Problem details:
List each line of the data that holds the string "best".
--------------------------------------------------
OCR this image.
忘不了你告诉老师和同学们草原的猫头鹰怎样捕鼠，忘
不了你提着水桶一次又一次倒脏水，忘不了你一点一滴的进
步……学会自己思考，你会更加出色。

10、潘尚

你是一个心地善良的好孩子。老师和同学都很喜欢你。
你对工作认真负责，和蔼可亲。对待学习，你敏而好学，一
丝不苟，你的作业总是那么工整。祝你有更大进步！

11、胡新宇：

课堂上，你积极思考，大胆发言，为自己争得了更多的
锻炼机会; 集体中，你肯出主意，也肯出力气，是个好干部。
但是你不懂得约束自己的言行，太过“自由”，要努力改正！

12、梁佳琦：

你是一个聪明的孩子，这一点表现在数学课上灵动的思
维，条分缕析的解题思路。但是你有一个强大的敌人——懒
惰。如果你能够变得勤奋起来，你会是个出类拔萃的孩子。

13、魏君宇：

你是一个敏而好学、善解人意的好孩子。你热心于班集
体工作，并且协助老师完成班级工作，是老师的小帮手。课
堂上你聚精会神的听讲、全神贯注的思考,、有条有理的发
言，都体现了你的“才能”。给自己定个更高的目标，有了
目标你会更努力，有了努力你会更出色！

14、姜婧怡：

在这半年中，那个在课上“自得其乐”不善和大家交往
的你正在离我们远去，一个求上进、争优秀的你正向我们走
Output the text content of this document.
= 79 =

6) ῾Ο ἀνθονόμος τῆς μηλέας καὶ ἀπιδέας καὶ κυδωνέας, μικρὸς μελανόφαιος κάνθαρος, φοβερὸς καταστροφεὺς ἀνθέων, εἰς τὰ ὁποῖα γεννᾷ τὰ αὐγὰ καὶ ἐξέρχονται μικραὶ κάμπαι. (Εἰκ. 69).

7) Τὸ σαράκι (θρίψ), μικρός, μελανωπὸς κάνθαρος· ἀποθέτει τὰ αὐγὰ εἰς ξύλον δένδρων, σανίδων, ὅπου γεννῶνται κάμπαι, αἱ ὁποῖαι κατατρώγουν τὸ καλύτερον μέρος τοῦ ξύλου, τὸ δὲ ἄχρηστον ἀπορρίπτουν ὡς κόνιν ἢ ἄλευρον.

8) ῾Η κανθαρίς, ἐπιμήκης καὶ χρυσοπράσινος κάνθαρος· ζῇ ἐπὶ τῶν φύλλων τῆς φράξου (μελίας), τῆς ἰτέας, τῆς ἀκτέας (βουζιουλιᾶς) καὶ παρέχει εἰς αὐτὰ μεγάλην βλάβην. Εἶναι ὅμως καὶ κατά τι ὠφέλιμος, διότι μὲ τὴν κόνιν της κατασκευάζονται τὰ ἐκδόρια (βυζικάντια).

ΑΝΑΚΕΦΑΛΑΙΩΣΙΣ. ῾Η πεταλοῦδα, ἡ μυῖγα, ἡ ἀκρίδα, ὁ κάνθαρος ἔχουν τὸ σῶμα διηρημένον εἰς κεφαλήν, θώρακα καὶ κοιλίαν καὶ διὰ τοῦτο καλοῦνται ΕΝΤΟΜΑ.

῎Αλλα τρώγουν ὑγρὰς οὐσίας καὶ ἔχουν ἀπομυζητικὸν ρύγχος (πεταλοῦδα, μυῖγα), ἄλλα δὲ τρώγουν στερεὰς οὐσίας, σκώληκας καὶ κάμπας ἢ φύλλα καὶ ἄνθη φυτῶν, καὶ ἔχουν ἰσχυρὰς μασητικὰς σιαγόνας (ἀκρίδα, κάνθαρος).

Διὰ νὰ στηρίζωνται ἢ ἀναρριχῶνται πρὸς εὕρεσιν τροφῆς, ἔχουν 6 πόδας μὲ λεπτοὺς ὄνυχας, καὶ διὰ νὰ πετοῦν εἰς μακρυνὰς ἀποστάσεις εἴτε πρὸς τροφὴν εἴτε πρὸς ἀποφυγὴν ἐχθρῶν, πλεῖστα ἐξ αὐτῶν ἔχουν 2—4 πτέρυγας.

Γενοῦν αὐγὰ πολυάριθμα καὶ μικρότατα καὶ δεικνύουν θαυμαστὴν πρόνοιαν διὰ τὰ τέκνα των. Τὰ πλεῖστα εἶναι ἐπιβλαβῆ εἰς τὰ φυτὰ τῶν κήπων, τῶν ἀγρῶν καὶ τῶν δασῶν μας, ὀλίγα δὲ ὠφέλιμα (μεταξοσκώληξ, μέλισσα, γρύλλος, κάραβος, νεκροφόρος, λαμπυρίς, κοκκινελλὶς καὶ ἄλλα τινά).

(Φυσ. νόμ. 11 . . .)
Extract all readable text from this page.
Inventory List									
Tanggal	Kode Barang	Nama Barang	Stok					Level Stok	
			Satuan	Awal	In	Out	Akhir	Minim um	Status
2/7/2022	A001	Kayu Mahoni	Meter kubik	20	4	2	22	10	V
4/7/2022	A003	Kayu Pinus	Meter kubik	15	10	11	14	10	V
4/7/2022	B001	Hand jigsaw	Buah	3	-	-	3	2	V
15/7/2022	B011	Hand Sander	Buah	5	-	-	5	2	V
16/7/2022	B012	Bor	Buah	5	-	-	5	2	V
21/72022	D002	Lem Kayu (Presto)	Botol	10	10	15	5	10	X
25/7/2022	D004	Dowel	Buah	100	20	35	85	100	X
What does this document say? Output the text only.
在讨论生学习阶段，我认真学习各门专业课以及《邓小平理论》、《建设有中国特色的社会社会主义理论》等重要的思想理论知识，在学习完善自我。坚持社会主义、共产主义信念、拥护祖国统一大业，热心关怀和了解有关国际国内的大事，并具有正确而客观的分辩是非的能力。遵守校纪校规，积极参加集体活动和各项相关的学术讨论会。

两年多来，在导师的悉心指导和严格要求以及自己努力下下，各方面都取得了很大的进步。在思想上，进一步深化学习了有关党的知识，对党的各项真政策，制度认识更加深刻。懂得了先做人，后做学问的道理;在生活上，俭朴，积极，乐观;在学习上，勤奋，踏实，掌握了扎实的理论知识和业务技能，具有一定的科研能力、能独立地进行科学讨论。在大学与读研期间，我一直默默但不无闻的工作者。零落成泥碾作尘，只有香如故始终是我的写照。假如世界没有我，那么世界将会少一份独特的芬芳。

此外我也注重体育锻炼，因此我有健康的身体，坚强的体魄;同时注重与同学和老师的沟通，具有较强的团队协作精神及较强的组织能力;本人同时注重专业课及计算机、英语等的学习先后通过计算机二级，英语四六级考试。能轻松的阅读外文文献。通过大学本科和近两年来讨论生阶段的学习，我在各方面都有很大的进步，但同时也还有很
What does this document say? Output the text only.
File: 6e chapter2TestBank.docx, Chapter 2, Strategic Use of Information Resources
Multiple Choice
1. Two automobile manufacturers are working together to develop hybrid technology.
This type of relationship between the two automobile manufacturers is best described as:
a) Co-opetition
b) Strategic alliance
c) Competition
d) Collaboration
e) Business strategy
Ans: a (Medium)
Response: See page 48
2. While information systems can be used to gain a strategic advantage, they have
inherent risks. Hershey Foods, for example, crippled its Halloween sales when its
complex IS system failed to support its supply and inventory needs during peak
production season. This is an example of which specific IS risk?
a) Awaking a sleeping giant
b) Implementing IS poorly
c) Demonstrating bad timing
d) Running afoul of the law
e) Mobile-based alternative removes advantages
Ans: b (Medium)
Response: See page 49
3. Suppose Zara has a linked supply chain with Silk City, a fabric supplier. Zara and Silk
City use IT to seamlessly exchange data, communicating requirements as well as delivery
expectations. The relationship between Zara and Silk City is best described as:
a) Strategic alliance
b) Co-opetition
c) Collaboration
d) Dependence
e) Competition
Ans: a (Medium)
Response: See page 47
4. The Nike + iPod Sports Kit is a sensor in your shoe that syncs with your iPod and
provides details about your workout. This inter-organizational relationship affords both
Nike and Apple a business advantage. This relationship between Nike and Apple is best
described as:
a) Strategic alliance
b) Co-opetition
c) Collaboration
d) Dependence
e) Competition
--------------------------------------------------
Final result:
This type of relationship between the two automobile manufacturers is best described as:
expectations. The relationship between Zara and Silk City is best described as:
Nike and Apple a business advantage. This relationship between Nike and Apple is best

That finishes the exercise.